→ **WORK INSTRUCTIONS**
Return all the data, word for word.
## start
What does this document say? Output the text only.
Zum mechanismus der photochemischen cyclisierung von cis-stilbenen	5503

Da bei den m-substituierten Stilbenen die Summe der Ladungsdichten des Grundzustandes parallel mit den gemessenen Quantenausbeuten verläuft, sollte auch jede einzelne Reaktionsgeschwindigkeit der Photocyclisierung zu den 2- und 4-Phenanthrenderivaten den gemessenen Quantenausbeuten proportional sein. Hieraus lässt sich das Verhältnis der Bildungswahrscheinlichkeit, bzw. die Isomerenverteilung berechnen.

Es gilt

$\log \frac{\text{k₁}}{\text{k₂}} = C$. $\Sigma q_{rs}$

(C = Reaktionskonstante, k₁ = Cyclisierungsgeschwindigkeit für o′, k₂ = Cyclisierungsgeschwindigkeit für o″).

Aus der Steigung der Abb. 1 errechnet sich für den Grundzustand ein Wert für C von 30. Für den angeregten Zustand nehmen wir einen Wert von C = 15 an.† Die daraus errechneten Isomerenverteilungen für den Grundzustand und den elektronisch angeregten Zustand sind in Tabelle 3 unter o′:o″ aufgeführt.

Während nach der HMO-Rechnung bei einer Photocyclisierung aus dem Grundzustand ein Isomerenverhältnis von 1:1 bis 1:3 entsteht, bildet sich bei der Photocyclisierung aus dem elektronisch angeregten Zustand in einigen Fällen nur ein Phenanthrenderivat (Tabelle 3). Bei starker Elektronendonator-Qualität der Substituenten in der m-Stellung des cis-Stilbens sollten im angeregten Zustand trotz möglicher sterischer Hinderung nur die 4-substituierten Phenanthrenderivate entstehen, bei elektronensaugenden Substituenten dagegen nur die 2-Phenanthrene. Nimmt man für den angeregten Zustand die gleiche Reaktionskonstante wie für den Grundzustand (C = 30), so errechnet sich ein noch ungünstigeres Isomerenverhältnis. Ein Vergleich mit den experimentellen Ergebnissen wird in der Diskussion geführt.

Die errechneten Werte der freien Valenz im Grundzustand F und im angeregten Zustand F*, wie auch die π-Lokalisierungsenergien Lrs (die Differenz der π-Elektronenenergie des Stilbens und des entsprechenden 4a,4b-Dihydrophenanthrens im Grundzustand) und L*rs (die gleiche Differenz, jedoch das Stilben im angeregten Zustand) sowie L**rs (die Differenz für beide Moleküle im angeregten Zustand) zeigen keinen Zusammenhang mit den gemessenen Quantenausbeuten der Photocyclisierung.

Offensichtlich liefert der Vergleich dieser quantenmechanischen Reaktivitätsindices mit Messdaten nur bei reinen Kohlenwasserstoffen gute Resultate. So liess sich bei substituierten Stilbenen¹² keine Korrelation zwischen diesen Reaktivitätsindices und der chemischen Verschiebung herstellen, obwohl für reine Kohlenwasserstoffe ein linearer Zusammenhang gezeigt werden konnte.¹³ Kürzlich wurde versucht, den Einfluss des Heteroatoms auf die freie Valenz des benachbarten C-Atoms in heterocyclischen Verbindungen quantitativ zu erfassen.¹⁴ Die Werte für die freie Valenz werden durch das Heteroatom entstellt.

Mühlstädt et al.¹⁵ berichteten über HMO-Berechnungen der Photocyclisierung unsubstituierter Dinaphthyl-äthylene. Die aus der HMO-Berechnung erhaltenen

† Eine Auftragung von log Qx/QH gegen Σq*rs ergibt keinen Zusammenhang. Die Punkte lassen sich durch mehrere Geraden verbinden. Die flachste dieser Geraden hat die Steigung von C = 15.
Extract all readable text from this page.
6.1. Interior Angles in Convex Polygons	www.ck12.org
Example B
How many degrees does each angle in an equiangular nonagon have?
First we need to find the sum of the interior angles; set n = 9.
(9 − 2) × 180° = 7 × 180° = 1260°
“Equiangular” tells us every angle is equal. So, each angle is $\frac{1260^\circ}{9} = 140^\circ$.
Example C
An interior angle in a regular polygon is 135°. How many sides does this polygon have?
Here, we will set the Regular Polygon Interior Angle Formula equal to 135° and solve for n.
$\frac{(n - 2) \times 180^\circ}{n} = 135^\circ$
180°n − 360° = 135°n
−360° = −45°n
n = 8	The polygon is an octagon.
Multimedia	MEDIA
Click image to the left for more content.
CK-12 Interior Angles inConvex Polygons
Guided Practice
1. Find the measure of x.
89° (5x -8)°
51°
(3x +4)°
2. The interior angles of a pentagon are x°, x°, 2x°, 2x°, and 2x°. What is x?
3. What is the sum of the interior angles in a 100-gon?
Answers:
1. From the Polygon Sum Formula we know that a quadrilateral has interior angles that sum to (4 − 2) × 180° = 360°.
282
## end
→ **CORRECT RESPONSE**
What does this document say? Output the text only.
Zum mechanismus der photochemischen cyclisierung von cis-stilbenen	5503

Da bei den m-substituierten Stilbenen die Summe der Ladungsdichten des Grundzustandes parallel mit den gemessenen Quantenausbeuten verläuft, sollte auch jede einzelne Reaktionsgeschwindigkeit der Photocyclisierung zu den 2- und 4-Phenanthrenderivaten den gemessenen Quantenausbeuten proportional sein. Hieraus lässt sich das Verhältnis der Bildungswahrscheinlichkeit, bzw. die Isomerenverteilung berechnen.

Es gilt

$\log \frac{\text{k₁}}{\text{k₂}} = C$. $\Sigma q_{rs}$

(C = Reaktionskonstante, k₁ = Cyclisierungsgeschwindigkeit für o′, k₂ = Cyclisierungsgeschwindigkeit für o″).

Aus der Steigung der Abb. 1 errechnet sich für den Grundzustand ein Wert für C von 30. Für den angeregten Zustand nehmen wir einen Wert von C = 15 an.† Die daraus errechneten Isomerenverteilungen für den Grundzustand und den elektronisch angeregten Zustand sind in Tabelle 3 unter o′:o″ aufgeführt.

Während nach der HMO-Rechnung bei einer Photocyclisierung aus dem Grundzustand ein Isomerenverhältnis von 1:1 bis 1:3 entsteht, bildet sich bei der Photocyclisierung aus dem elektronisch angeregten Zustand in einigen Fällen nur ein Phenanthrenderivat (Tabelle 3). Bei starker Elektronendonator-Qualität der Substituenten in der m-Stellung des cis-Stilbens sollten im angeregten Zustand trotz möglicher sterischer Hinderung nur die 4-substituierten Phenanthrenderivate entstehen, bei elektronensaugenden Substituenten dagegen nur die 2-Phenanthrene. Nimmt man für den angeregten Zustand die gleiche Reaktionskonstante wie für den Grundzustand (C = 30), so errechnet sich ein noch ungünstigeres Isomerenverhältnis. Ein Vergleich mit den experimentellen Ergebnissen wird in der Diskussion geführt.

Die errechneten Werte der freien Valenz im Grundzustand F und im angeregten Zustand F*, wie auch die π-Lokalisierungsenergien Lrs (die Differenz der π-Elektronenenergie des Stilbens und des entsprechenden 4a,4b-Dihydrophenanthrens im Grundzustand) und L*rs (die gleiche Differenz, jedoch das Stilben im angeregten Zustand) sowie L**rs (die Differenz für beide Moleküle im angeregten Zustand) zeigen keinen Zusammenhang mit den gemessenen Quantenausbeuten der Photocyclisierung.

Offensichtlich liefert der Vergleich dieser quantenmechanischen Reaktivitätsindices mit Messdaten nur bei reinen Kohlenwasserstoffen gute Resultate. So liess sich bei substituierten Stilbenen¹² keine Korrelation zwischen diesen Reaktivitätsindices und der chemischen Verschiebung herstellen, obwohl für reine Kohlenwasserstoffe ein linearer Zusammenhang gezeigt werden konnte.¹³ Kürzlich wurde versucht, den Einfluss des Heteroatoms auf die freie Valenz des benachbarten C-Atoms in heterocyclischen Verbindungen quantitativ zu erfassen.¹⁴ Die Werte für die freie Valenz werden durch das Heteroatom entstellt.

Mühlstädt et al.¹⁵ berichteten über HMO-Berechnungen der Photocyclisierung unsubstituierter Dinaphthyl-äthylene. Die aus der HMO-Berechnung erhaltenen

† Eine Auftragung von log Qx/QH gegen Σq*rs ergibt keinen Zusammenhang. Die Punkte lassen sich durch mehrere Geraden verbinden. Die flachste dieser Geraden hat die Steigung von C = 15.
Extract all readable text from this page.
6.1. Interior Angles in Convex Polygons	www.ck12.org
Example B
How many degrees does each angle in an equiangular nonagon have?
First we need to find the sum of the interior angles; set n = 9.
(9 − 2) × 180° = 7 × 180° = 1260°
“Equiangular” tells us every angle is equal. So, each angle is $\frac{1260^\circ}{9} = 140^\circ$.
Example C
An interior angle in a regular polygon is 135°. How many sides does this polygon have?
Here, we will set the Regular Polygon Interior Angle Formula equal to 135° and solve for n.
$\frac{(n - 2) \times 180^\circ}{n} = 135^\circ$
180°n − 360° = 135°n
−360° = −45°n
n = 8	The polygon is an octagon.
Multimedia	MEDIA
Click image to the left for more content.
CK-12 Interior Angles inConvex Polygons
Guided Practice
1. Find the measure of x.
89° (5x -8)°
51°
(3x +4)°
2. The interior angles of a pentagon are x°, x°, 2x°, 2x°, and 2x°. What is x?
3. What is the sum of the interior angles in a 100-gon?
Answers:
1. From the Polygon Sum Formula we know that a quadrilateral has interior angles that sum to (4 − 2) × 180° = 360°.
282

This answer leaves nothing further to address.